Required work: In the entries below, how many lines hold the string "Tehran"? Give only the number.

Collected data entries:
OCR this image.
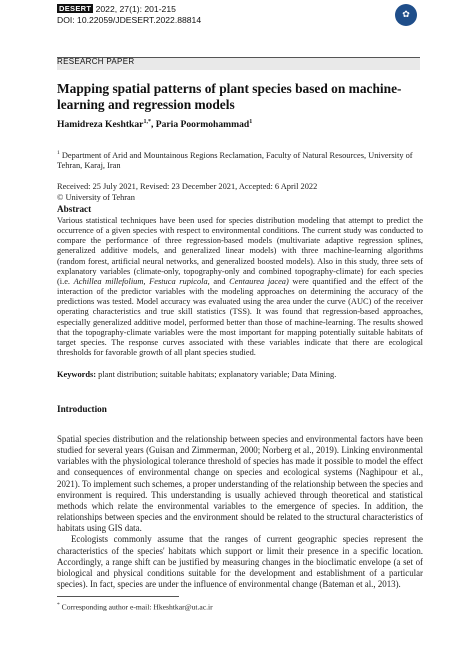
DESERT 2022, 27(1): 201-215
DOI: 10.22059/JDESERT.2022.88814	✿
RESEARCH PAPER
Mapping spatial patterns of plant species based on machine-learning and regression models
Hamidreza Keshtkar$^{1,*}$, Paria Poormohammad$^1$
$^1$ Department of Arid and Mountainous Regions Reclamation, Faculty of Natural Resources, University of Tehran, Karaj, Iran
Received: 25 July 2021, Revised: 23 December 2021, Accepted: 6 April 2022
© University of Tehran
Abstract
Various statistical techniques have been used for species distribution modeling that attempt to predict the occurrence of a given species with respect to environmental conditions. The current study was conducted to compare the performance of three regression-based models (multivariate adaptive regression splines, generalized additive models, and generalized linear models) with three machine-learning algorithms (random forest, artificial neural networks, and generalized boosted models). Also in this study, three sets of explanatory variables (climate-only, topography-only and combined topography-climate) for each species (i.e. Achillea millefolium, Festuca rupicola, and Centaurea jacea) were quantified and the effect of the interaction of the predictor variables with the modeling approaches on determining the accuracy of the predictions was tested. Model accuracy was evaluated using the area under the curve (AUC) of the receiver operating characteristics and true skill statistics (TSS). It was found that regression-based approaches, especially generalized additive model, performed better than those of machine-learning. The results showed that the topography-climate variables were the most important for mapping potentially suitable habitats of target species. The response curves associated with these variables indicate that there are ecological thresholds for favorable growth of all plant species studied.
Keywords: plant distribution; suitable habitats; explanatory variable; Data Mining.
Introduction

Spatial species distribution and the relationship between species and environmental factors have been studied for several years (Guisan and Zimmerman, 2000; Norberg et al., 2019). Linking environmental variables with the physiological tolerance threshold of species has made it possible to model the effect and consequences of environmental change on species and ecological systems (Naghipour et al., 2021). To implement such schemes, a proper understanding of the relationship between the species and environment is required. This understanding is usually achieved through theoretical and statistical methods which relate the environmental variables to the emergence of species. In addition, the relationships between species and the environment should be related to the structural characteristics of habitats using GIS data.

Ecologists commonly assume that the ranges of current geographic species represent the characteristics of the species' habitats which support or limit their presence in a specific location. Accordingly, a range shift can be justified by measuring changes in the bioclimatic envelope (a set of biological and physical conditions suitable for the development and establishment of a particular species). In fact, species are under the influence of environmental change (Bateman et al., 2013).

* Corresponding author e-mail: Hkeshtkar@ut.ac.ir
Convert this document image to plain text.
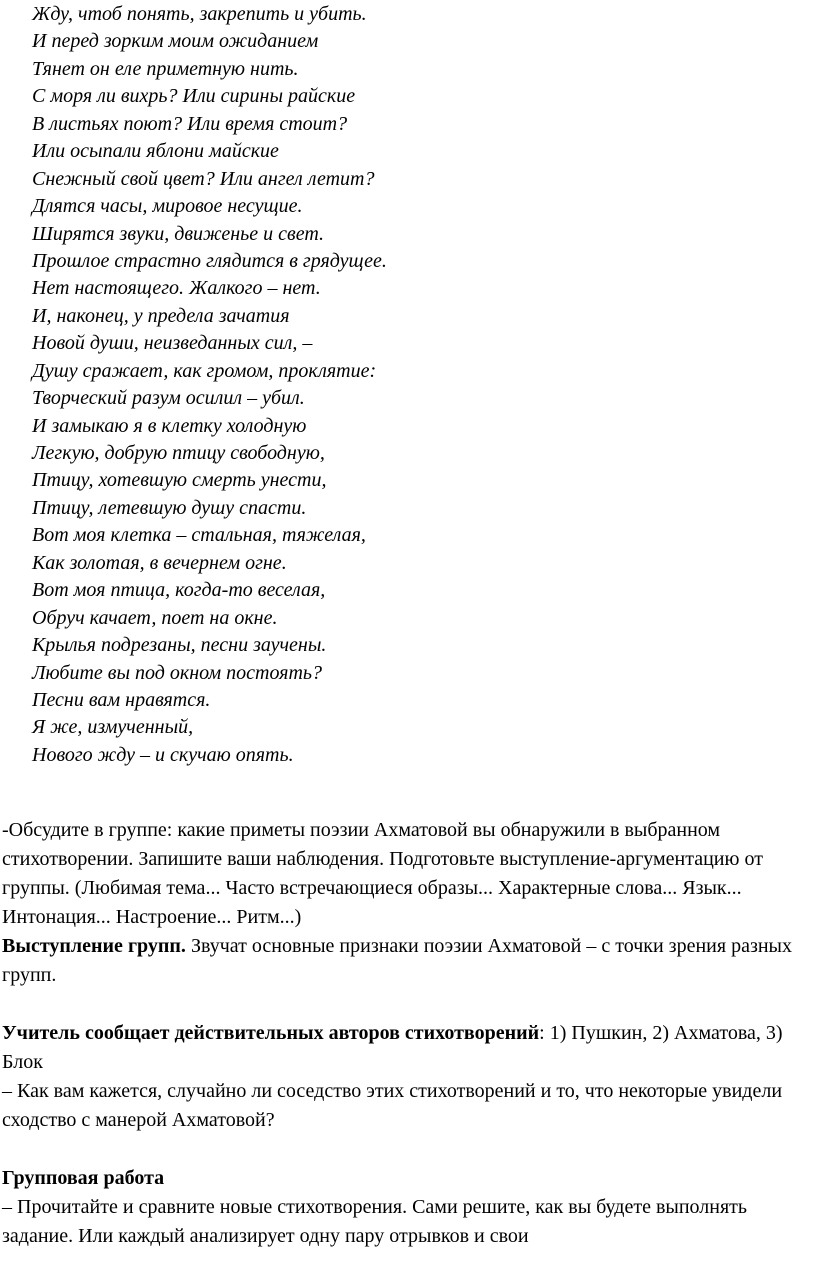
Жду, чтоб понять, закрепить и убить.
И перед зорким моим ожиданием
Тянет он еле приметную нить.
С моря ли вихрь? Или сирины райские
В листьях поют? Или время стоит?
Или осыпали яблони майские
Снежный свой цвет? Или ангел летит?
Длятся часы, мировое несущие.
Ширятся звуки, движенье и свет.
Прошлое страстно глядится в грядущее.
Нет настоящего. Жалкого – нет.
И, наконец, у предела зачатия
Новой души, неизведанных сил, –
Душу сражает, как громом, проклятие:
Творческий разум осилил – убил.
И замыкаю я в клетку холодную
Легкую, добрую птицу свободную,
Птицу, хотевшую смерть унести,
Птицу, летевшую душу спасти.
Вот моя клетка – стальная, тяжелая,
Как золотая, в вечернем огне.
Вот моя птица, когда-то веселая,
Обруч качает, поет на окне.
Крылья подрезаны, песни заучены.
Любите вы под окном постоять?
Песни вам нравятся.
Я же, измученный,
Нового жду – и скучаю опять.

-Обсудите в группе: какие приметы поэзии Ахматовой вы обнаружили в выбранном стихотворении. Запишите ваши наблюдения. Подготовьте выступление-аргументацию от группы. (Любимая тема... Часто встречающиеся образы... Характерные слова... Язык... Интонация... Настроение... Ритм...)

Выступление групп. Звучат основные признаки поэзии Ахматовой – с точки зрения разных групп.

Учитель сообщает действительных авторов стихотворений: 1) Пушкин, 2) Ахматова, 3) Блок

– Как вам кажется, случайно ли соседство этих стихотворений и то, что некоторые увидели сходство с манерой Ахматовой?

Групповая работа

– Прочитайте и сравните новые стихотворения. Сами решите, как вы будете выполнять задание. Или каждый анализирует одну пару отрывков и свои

---

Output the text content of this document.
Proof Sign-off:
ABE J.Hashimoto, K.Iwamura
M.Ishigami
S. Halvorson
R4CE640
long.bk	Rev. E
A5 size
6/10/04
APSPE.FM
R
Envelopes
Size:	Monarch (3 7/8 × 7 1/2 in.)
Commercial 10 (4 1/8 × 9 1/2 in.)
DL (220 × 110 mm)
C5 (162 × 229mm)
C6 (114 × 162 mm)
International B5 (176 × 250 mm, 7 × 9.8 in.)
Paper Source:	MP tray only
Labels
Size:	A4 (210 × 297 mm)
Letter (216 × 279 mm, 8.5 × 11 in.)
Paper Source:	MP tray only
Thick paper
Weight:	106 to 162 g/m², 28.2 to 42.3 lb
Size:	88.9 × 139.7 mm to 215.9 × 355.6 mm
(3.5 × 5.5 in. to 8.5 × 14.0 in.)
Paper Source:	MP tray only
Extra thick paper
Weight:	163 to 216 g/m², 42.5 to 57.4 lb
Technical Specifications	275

The result: 2